→ Material provided:
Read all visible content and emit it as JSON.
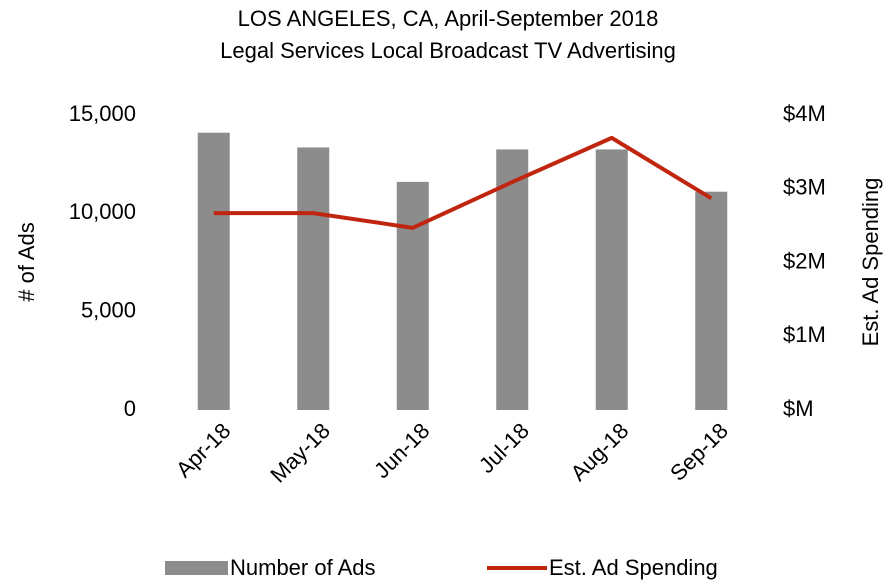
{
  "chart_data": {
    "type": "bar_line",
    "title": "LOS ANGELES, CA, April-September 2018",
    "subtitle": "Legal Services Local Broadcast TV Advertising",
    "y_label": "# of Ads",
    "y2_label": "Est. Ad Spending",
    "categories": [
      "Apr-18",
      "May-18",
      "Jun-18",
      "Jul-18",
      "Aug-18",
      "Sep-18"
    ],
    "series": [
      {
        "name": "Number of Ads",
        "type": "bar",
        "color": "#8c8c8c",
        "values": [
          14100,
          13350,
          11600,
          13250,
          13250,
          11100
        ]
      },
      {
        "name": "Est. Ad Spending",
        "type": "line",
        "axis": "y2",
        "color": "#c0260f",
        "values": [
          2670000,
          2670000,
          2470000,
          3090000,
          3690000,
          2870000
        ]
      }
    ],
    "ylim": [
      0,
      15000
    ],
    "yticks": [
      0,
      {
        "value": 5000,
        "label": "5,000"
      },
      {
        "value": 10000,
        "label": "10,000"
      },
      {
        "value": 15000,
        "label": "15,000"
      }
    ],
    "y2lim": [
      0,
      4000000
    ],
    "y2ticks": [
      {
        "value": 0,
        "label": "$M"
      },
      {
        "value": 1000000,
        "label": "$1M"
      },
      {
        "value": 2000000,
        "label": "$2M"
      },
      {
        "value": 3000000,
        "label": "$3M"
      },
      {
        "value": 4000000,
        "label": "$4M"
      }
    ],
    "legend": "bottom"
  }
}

→ Goal: Output an exact copy of the material, with the pictures removed.

→ The solution:
Read all visible content and emit it as JSON.
{
  "chart_data": {
    "type": "bar_line",
    "title": "LOS ANGELES, CA, April-September 2018",
    "subtitle": "Legal Services Local Broadcast TV Advertising",
    "y_label": "# of Ads",
    "y2_label": "Est. Ad Spending",
    "categories": [
      "Apr-18",
      "May-18",
      "Jun-18",
      "Jul-18",
      "Aug-18",
      "Sep-18"
    ],
    "series": [
      {
        "name": "Number of Ads",
        "type": "bar",
        "color": "#8c8c8c",
        "values": [
          14100,
          13350,
          11600,
          13250,
          13250,
          11100
        ]
      },
      {
        "name": "Est. Ad Spending",
        "type": "line",
        "axis": "y2",
        "color": "#c0260f",
        "values": [
          2670000,
          2670000,
          2470000,
          3090000,
          3690000,
          2870000
        ]
      }
    ],
    "ylim": [
      0,
      15000
    ],
    "yticks": [
      0,
      {
        "value": 5000,
        "label": "5,000"
      },
      {
        "value": 10000,
        "label": "10,000"
      },
      {
        "value": 15000,
        "label": "15,000"
      }
    ],
    "y2lim": [
      0,
      4000000
    ],
    "y2ticks": [
      {
        "value": 0,
        "label": "$M"
      },
      {
        "value": 1000000,
        "label": "$1M"
      },
      {
        "value": 2000000,
        "label": "$2M"
      },
      {
        "value": 3000000,
        "label": "$3M"
      },
      {
        "value": 4000000,
        "label": "$4M"
      }
    ],
    "legend": "bottom"
  }
}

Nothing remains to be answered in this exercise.